_CHALLENGE_
Reproduce the material from its beginning through the line containing "apps-grid-icon[interactable] [778,109,794,125]", substituting "clickable" for every "interactable" and changing nothing else.

----- DATA EXCERPTS -----

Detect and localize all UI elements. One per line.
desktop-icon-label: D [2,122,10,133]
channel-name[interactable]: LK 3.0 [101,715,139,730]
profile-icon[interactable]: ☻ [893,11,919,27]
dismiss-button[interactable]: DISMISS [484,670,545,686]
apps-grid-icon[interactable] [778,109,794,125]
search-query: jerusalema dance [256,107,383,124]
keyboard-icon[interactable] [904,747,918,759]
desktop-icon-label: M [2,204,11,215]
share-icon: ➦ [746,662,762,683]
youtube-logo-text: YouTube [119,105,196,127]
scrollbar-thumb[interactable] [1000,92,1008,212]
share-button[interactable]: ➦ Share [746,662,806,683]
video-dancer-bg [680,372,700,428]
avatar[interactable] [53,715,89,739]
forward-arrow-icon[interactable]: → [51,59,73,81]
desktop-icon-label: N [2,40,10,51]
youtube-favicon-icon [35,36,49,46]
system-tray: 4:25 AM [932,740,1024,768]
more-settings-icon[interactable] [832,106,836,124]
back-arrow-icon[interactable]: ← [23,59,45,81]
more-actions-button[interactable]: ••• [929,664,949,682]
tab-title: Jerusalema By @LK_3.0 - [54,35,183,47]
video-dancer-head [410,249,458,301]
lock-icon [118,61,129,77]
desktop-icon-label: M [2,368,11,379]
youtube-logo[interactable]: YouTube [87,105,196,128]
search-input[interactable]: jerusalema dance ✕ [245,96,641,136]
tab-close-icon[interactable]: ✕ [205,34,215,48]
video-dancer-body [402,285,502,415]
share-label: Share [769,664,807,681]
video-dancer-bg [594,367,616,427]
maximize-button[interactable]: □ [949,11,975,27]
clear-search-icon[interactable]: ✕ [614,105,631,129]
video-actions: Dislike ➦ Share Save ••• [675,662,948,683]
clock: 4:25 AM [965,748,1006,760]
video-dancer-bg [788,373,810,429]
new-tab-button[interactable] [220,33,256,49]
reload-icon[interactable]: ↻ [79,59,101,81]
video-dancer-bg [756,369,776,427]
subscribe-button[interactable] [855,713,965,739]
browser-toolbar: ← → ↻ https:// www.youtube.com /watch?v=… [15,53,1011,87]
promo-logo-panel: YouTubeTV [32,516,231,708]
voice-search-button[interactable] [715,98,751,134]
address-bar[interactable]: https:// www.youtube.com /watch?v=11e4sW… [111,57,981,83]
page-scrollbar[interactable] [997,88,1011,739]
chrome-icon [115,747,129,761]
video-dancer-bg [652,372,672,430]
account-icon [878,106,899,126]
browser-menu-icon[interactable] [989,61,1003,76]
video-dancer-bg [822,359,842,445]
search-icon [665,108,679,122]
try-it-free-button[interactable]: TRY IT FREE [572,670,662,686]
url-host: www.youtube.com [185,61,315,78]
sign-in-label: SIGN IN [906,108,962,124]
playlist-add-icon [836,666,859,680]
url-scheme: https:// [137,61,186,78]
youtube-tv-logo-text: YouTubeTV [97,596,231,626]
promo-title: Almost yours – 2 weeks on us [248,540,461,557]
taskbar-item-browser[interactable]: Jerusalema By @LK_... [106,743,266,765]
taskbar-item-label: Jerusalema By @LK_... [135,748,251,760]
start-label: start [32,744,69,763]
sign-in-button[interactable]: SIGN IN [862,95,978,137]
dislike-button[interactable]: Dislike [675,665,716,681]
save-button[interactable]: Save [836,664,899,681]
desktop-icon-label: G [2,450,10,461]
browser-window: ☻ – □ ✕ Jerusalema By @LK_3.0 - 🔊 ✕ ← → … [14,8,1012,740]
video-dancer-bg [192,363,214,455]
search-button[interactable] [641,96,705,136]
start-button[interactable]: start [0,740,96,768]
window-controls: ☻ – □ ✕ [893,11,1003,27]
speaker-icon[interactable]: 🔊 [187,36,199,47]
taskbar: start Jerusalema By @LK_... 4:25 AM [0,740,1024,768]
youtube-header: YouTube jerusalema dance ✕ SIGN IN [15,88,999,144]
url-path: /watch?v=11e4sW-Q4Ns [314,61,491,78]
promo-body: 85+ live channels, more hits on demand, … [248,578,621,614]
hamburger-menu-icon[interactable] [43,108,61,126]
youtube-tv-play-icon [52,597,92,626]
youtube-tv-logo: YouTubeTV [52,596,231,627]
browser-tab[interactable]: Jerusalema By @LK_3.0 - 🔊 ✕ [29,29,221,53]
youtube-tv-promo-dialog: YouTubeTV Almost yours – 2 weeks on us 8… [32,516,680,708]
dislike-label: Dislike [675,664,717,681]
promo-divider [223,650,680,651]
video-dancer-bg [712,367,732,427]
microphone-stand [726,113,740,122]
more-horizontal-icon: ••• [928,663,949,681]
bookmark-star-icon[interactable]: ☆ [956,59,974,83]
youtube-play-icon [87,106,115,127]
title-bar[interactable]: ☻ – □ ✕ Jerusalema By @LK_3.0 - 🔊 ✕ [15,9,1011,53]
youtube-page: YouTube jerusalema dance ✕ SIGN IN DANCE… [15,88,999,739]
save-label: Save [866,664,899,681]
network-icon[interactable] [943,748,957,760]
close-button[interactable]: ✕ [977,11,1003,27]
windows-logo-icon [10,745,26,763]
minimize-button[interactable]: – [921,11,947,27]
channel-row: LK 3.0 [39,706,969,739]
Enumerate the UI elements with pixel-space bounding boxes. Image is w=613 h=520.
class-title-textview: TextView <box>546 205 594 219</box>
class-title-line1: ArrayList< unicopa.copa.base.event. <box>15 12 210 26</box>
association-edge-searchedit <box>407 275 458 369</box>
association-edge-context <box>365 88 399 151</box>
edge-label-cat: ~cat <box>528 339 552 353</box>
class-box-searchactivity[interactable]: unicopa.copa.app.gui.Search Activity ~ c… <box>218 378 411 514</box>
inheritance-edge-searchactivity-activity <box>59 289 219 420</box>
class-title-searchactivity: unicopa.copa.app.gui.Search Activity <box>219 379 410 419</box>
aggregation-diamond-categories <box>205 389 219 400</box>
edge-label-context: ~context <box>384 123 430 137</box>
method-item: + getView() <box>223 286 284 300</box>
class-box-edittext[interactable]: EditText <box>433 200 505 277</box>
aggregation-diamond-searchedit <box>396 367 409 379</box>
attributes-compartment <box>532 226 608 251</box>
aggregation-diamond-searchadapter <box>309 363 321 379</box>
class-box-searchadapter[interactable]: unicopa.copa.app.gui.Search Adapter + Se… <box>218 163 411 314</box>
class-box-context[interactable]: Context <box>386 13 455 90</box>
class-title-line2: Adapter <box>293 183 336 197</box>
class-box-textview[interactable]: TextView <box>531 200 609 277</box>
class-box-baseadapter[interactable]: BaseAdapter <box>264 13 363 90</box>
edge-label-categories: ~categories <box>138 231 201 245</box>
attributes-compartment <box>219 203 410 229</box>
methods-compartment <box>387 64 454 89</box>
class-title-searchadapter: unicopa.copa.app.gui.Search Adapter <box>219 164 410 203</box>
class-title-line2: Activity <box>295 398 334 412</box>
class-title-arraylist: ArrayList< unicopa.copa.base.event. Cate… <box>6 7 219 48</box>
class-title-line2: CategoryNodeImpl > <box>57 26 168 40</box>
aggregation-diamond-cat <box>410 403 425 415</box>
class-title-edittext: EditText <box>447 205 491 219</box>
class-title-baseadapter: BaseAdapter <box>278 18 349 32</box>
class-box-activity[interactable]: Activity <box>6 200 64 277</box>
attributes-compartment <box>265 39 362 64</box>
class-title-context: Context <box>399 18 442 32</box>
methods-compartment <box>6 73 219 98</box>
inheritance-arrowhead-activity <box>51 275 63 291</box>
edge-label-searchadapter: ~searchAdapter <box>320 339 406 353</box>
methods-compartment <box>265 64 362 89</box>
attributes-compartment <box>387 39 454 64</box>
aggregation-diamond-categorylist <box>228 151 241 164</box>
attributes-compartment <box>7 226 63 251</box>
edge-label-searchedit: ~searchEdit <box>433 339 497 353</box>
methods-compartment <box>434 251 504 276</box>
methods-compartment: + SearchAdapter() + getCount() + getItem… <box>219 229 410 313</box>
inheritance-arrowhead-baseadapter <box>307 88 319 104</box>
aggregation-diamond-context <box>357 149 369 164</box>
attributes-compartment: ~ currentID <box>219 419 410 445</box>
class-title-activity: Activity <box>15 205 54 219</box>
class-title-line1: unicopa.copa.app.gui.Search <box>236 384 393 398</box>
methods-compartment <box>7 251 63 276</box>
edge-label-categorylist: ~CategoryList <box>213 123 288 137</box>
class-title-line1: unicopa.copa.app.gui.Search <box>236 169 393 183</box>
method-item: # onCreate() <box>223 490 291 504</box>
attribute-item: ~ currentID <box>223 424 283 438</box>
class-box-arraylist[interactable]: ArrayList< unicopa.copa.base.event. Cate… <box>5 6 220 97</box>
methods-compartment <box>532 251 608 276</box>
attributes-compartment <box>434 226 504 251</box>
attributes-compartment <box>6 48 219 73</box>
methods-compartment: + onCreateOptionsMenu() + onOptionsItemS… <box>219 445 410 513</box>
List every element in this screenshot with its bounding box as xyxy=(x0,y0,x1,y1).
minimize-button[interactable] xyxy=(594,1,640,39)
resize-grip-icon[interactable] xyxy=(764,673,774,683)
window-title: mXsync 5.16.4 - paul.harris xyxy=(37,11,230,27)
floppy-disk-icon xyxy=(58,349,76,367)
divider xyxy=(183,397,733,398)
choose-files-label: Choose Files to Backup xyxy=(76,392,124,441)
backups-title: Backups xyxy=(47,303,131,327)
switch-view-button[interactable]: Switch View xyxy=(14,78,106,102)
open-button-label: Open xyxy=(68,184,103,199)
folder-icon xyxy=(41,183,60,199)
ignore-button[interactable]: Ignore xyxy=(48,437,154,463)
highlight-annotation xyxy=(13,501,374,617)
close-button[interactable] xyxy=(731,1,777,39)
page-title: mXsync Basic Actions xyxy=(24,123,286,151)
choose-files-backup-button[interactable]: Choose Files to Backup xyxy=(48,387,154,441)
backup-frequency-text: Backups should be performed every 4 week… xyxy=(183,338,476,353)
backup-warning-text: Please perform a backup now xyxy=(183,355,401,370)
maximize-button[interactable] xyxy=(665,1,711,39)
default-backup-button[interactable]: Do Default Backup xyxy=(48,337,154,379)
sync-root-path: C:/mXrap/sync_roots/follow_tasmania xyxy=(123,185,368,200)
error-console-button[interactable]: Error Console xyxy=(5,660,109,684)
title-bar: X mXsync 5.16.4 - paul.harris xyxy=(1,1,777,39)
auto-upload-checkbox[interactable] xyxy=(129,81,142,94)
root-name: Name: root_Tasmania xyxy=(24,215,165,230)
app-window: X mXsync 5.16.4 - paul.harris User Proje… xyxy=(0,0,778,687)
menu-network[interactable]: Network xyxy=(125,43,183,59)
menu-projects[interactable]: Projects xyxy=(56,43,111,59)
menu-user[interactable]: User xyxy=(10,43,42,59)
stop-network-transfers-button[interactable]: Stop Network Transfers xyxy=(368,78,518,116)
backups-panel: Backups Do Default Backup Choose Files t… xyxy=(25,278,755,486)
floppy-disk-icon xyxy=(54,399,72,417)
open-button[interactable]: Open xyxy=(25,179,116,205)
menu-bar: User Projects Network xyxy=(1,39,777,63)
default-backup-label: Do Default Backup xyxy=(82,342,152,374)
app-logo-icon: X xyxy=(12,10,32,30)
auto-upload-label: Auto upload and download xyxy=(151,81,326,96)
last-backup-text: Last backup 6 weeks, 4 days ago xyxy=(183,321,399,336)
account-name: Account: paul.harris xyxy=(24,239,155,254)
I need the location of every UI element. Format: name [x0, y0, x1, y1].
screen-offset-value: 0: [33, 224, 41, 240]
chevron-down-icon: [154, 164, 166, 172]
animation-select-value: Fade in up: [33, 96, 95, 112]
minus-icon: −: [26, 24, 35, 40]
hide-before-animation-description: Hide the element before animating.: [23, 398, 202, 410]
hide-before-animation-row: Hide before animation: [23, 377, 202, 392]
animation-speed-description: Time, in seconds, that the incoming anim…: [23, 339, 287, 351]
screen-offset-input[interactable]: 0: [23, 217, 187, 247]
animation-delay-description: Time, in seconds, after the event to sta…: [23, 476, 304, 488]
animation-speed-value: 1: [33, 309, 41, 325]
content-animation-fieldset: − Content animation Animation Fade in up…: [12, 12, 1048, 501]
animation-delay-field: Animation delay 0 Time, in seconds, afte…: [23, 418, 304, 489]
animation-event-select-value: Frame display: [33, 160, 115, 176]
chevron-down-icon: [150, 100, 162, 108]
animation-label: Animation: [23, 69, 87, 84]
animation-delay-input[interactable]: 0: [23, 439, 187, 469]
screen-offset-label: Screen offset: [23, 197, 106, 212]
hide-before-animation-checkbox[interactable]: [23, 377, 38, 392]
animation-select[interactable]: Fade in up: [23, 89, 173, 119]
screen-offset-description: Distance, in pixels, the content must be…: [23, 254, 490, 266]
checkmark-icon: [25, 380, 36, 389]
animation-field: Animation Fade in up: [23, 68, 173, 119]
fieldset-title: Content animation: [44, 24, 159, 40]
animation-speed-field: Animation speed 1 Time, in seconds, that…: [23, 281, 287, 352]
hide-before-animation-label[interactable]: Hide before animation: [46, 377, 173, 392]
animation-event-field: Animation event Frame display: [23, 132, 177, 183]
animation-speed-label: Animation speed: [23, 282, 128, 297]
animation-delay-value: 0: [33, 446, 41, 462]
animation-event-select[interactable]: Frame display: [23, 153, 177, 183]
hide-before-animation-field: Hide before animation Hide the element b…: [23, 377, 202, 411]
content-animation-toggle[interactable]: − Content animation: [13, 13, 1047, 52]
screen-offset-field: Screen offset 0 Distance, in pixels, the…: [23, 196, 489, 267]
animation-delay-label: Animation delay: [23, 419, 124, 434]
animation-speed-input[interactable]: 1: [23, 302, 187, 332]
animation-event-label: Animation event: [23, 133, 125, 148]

-----

_TASK RESULT_
Detect and localize all UI elements. One per line.
desktop-icon-label: D [2,122,10,133]
channel-name[clickable]: LK 3.0 [101,715,139,730]
profile-icon[clickable]: ☻ [893,11,919,27]
dismiss-button[clickable]: DISMISS [484,670,545,686]
apps-grid-icon[clickable] [778,109,794,125]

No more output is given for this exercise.